Records provided:
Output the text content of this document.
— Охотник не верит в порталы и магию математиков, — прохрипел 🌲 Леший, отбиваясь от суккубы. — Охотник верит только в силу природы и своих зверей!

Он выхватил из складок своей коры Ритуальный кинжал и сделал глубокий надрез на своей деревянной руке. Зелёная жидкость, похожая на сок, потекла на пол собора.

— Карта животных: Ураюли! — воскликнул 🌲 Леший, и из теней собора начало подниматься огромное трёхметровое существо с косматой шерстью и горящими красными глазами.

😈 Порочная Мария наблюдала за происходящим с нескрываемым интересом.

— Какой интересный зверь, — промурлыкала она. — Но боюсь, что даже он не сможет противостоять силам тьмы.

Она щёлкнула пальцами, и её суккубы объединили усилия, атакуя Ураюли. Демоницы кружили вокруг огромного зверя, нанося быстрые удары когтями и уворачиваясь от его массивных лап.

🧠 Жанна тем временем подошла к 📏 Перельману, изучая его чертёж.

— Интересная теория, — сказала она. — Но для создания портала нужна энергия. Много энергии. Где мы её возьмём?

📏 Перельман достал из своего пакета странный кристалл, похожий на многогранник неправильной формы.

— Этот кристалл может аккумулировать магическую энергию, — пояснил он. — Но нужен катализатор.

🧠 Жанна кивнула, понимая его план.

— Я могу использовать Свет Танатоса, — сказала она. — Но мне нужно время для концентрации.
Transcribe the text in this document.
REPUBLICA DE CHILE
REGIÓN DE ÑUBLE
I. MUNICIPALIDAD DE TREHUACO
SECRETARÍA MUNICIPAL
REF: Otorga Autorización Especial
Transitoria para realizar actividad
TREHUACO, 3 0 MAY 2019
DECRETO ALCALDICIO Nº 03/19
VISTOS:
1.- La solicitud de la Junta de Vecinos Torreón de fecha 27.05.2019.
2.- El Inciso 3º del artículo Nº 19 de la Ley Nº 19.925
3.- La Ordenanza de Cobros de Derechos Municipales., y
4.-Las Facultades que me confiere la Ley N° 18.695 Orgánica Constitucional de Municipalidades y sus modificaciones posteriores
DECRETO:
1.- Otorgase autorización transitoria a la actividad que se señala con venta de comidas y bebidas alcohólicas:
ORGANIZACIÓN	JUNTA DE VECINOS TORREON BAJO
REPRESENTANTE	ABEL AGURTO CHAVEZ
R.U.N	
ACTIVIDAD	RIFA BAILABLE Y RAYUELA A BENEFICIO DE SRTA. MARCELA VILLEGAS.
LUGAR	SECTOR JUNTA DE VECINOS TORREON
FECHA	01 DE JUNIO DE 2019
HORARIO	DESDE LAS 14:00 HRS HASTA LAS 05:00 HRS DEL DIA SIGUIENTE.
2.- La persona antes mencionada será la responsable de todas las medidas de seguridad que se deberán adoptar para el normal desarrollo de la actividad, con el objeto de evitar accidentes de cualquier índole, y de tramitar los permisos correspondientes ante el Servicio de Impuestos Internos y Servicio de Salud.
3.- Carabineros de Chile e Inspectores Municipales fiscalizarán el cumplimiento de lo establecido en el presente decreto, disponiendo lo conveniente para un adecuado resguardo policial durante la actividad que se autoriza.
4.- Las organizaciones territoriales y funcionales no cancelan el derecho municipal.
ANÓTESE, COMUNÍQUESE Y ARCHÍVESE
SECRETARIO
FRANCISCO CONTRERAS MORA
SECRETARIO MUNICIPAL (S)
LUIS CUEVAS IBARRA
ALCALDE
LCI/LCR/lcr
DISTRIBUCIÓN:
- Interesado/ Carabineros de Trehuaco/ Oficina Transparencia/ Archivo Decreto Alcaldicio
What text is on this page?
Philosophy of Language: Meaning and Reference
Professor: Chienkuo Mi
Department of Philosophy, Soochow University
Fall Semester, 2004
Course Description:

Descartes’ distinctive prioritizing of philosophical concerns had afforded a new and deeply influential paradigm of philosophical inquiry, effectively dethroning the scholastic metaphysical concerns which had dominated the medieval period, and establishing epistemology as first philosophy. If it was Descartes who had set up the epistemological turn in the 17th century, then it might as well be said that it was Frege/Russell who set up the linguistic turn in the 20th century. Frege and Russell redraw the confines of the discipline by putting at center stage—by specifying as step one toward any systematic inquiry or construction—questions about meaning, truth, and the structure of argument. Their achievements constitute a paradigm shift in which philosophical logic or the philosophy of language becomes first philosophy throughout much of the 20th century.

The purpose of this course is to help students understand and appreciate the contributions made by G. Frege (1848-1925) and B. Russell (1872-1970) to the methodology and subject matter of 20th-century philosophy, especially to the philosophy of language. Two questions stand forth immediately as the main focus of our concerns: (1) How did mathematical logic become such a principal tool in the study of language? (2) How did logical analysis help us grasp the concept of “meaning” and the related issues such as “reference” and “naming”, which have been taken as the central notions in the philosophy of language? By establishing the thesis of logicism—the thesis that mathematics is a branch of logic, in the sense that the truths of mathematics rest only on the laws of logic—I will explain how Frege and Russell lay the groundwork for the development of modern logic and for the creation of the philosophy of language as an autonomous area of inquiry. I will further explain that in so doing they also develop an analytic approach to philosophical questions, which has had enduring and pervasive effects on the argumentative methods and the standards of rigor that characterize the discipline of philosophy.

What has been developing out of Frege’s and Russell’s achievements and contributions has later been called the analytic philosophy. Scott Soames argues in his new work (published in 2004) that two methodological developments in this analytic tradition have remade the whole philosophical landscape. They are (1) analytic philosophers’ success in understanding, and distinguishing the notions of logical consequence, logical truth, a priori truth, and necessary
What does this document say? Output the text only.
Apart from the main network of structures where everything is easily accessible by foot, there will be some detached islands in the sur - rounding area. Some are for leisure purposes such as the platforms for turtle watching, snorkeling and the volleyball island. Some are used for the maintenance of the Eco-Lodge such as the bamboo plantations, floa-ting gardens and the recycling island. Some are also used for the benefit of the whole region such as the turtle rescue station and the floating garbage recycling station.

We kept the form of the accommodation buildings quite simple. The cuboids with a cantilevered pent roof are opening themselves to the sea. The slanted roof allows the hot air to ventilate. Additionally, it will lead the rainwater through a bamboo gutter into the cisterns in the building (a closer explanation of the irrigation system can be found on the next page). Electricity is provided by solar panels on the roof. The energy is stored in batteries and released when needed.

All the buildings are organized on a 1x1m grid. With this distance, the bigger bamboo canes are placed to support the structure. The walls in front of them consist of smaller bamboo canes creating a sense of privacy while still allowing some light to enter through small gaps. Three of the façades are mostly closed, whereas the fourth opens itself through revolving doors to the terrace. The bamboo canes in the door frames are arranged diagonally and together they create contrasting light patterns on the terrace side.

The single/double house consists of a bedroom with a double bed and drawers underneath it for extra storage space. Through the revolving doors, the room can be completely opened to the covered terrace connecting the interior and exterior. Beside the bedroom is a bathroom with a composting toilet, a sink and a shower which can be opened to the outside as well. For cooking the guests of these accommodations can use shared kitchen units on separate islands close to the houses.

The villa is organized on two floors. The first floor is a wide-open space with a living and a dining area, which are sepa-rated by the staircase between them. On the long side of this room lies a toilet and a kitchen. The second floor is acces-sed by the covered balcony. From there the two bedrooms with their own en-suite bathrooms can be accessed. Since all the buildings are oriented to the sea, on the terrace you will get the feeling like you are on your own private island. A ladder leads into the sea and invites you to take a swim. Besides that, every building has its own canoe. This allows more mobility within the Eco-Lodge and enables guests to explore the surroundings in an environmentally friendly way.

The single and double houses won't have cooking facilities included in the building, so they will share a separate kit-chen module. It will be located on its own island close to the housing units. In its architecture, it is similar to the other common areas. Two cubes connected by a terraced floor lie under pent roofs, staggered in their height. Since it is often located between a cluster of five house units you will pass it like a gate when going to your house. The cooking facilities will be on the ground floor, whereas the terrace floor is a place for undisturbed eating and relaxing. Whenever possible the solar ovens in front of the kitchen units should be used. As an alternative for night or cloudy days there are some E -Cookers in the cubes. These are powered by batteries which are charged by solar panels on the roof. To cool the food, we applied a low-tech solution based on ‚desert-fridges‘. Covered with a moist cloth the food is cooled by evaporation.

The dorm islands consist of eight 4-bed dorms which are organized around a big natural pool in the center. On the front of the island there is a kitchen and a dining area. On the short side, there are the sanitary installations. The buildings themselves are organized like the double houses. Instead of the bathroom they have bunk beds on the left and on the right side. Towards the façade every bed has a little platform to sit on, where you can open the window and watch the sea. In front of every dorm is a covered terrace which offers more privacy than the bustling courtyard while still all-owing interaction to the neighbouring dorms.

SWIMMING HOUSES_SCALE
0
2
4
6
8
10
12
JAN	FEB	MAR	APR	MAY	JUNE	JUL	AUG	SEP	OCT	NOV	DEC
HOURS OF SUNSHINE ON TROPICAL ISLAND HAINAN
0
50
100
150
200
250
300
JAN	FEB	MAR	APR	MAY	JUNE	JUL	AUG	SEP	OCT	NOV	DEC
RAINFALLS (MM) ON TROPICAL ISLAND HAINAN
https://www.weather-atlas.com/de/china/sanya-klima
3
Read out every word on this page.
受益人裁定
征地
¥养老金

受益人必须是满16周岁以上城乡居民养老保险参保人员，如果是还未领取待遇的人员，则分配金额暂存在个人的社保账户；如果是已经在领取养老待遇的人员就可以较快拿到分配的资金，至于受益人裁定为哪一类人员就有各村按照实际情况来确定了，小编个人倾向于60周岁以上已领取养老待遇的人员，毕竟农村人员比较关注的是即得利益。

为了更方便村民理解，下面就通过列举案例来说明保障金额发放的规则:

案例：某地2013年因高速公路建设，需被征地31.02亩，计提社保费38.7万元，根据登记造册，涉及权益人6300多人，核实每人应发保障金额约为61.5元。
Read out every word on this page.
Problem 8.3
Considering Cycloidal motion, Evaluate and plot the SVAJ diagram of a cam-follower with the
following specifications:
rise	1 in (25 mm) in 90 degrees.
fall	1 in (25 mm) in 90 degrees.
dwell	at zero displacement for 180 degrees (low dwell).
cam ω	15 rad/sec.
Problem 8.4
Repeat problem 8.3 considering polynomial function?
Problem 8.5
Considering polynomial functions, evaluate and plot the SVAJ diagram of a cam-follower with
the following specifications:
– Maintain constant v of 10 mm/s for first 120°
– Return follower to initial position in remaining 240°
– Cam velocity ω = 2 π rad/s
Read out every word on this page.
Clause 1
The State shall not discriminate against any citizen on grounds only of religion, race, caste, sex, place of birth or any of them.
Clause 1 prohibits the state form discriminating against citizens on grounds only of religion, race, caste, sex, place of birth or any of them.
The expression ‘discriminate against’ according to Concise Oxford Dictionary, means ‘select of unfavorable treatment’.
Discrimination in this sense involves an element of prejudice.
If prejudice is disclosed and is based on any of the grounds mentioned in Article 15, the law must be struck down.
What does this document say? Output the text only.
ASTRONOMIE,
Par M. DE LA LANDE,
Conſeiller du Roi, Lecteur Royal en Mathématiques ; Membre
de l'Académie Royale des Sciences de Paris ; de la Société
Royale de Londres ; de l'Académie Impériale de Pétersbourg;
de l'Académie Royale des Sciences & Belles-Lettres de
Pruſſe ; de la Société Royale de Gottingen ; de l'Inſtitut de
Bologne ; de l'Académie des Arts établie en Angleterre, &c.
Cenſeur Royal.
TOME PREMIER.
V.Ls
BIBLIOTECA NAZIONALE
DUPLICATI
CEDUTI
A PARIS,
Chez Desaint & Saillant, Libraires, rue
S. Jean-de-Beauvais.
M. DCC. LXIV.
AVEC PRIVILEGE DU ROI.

Exercise goal: Pick out every line holding the string "against" and return it.

Final result:
The State shall not discriminate against any citizen on grounds only of religion, race, caste, sex, place of birth or any of them.
Clause 1 prohibits the state form discriminating against citizens on grounds only of religion, race, caste, sex, place of birth or any of them.
The expression ‘discriminate against’ according to Concise Oxford Dictionary, means ‘select of unfavorable treatment’.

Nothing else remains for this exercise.